»»
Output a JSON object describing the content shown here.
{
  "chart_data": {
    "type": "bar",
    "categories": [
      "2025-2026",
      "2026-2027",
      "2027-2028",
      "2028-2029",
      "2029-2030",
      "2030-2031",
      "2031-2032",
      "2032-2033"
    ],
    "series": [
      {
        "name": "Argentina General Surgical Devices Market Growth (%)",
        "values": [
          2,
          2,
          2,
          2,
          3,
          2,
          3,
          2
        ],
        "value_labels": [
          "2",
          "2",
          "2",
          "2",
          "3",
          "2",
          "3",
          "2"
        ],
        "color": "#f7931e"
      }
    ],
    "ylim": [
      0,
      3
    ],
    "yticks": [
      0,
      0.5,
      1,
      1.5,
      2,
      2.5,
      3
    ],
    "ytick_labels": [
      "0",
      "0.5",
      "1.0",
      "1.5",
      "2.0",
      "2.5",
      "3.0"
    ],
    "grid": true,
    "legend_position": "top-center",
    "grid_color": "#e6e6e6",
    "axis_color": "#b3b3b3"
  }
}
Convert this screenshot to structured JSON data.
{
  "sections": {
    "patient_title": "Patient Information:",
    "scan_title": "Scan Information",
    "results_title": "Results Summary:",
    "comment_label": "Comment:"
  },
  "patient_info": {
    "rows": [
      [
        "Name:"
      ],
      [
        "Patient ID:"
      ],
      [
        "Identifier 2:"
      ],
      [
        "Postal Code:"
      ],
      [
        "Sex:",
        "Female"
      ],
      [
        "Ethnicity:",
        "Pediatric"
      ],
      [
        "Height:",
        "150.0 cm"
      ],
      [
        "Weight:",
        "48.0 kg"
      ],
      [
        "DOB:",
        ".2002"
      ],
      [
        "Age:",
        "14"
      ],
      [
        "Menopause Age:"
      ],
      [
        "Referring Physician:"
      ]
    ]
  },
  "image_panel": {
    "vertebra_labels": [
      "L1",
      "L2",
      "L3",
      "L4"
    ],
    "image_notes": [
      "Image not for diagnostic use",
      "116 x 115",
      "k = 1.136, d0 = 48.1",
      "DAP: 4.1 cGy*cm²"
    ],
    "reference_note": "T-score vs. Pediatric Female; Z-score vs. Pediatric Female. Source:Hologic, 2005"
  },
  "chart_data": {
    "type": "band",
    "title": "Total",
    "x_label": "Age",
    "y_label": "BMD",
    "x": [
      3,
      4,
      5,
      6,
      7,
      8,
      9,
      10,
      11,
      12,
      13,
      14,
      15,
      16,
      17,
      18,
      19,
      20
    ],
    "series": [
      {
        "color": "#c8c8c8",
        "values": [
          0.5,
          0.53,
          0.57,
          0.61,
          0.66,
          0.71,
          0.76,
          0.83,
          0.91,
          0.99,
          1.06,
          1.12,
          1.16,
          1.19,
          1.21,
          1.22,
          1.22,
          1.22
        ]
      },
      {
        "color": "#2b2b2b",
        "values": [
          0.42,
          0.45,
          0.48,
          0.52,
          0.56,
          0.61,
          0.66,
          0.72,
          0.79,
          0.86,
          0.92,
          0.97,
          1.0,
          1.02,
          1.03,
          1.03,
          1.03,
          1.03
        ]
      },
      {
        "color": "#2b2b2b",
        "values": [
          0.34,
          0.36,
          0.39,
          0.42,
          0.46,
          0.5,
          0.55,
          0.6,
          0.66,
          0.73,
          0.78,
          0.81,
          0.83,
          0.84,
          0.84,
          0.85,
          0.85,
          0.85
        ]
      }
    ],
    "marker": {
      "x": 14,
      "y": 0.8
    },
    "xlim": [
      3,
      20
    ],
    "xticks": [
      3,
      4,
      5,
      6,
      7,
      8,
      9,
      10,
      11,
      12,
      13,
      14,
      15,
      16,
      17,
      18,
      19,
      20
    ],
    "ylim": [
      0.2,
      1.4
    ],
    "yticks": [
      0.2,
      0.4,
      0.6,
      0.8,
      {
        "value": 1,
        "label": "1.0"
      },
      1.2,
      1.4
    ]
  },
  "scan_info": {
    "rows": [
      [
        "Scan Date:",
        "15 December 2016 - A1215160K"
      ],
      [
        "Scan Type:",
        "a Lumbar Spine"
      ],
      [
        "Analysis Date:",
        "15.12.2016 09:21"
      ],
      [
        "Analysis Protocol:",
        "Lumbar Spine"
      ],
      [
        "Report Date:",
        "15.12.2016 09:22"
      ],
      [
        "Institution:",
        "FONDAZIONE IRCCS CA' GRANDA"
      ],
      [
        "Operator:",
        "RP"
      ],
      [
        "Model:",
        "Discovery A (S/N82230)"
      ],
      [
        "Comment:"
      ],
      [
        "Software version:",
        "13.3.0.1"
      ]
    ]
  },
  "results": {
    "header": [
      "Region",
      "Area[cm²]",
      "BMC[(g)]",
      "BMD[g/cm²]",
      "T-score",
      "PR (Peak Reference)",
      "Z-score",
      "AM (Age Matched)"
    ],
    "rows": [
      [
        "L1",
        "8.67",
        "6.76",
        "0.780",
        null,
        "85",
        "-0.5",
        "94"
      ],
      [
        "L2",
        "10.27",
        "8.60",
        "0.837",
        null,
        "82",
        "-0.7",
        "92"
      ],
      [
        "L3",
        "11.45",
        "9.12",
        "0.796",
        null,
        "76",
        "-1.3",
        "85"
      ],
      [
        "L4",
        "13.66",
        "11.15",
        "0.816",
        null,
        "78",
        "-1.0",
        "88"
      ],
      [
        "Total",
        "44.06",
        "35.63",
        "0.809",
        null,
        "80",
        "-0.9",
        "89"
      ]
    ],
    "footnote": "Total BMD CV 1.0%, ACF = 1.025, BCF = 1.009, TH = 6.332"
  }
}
««
EXERCISE PROMPT: For the entries above, state how many lines contain the word "Pediatric". Provide the number by itself.

REPLY TO THE EXERCISE: 2